** BEGIN Material supplied **

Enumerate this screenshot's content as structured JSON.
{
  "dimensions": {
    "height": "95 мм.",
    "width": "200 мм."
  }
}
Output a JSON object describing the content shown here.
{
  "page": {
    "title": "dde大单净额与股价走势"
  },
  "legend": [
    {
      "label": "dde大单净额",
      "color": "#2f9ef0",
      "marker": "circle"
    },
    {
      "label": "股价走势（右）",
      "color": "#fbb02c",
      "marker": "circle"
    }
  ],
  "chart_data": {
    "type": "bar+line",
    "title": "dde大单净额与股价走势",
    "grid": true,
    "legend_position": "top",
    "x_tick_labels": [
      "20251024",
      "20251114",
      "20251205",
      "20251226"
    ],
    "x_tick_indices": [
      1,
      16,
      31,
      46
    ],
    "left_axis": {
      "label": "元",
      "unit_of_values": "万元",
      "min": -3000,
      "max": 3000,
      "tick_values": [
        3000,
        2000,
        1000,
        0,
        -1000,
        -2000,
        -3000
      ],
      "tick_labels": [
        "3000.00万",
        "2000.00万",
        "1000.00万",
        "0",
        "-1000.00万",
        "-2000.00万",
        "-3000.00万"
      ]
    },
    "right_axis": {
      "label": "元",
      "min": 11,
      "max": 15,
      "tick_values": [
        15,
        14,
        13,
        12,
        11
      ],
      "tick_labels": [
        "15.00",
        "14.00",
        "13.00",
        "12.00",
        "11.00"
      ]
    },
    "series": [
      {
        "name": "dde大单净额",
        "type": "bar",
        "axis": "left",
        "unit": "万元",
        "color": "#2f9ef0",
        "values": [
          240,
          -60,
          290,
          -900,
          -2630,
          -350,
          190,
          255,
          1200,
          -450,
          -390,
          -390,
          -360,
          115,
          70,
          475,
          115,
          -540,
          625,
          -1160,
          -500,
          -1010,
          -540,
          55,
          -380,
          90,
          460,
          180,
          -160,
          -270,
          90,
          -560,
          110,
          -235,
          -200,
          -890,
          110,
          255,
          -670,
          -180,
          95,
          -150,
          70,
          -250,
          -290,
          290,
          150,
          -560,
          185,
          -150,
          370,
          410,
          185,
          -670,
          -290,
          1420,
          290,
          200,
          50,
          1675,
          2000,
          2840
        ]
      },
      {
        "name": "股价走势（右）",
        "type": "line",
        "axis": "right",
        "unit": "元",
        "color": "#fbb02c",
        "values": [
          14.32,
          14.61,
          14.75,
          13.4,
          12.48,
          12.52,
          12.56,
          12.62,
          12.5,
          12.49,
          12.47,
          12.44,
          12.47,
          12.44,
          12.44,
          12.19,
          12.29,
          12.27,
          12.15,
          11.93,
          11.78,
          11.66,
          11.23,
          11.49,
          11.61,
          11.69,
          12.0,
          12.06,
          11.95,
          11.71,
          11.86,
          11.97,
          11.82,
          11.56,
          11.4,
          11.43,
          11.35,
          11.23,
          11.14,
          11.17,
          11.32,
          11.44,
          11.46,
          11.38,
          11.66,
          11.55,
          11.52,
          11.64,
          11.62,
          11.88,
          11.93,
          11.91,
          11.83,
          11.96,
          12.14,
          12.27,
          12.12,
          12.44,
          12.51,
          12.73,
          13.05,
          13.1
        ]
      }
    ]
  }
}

** END Material supplied **

#### What is needed:
Extract the complete set of records unchanged.

#### Solution for this problem:
Enumerate this screenshot's content as structured JSON.
{
  "dimensions": {
    "height": "95 мм.",
    "width": "200 мм."
  }
}
Output a JSON object describing the content shown here.
{
  "page": {
    "title": "dde大单净额与股价走势"
  },
  "legend": [
    {
      "label": "dde大单净额",
      "color": "#2f9ef0",
      "marker": "circle"
    },
    {
      "label": "股价走势（右）",
      "color": "#fbb02c",
      "marker": "circle"
    }
  ],
  "chart_data": {
    "type": "bar+line",
    "title": "dde大单净额与股价走势",
    "grid": true,
    "legend_position": "top",
    "x_tick_labels": [
      "20251024",
      "20251114",
      "20251205",
      "20251226"
    ],
    "x_tick_indices": [
      1,
      16,
      31,
      46
    ],
    "left_axis": {
      "label": "元",
      "unit_of_values": "万元",
      "min": -3000,
      "max": 3000,
      "tick_values": [
        3000,
        2000,
        1000,
        0,
        -1000,
        -2000,
        -3000
      ],
      "tick_labels": [
        "3000.00万",
        "2000.00万",
        "1000.00万",
        "0",
        "-1000.00万",
        "-2000.00万",
        "-3000.00万"
      ]
    },
    "right_axis": {
      "label": "元",
      "min": 11,
      "max": 15,
      "tick_values": [
        15,
        14,
        13,
        12,
        11
      ],
      "tick_labels": [
        "15.00",
        "14.00",
        "13.00",
        "12.00",
        "11.00"
      ]
    },
    "series": [
      {
        "name": "dde大单净额",
        "type": "bar",
        "axis": "left",
        "unit": "万元",
        "color": "#2f9ef0",
        "values": [
          240,
          -60,
          290,
          -900,
          -2630,
          -350,
          190,
          255,
          1200,
          -450,
          -390,
          -390,
          -360,
          115,
          70,
          475,
          115,
          -540,
          625,
          -1160,
          -500,
          -1010,
          -540,
          55,
          -380,
          90,
          460,
          180,
          -160,
          -270,
          90,
          -560,
          110,
          -235,
          -200,
          -890,
          110,
          255,
          -670,
          -180,
          95,
          -150,
          70,
          -250,
          -290,
          290,
          150,
          -560,
          185,
          -150,
          370,
          410,
          185,
          -670,
          -290,
          1420,
          290,
          200,
          50,
          1675,
          2000,
          2840
        ]
      },
      {
        "name": "股价走势（右）",
        "type": "line",
        "axis": "right",
        "unit": "元",
        "color": "#fbb02c",
        "values": [
          14.32,
          14.61,
          14.75,
          13.4,
          12.48,
          12.52,
          12.56,
          12.62,
          12.5,
          12.49,
          12.47,
          12.44,
          12.47,
          12.44,
          12.44,
          12.19,
          12.29,
          12.27,
          12.15,
          11.93,
          11.78,
          11.66,
          11.23,
          11.49,
          11.61,
          11.69,
          12.0,
          12.06,
          11.95,
          11.71,
          11.86,
          11.97,
          11.82,
          11.56,
          11.4,
          11.43,
          11.35,
          11.23,
          11.14,
          11.17,
          11.32,
          11.44,
          11.46,
          11.38,
          11.66,
          11.55,
          11.52,
          11.64,
          11.62,
          11.88,
          11.93,
          11.91,
          11.83,
          11.96,
          12.14,
          12.27,
          12.12,
          12.44,
          12.51,
          12.73,
          13.05,
          13.1
        ]
      }
    ]
  }
}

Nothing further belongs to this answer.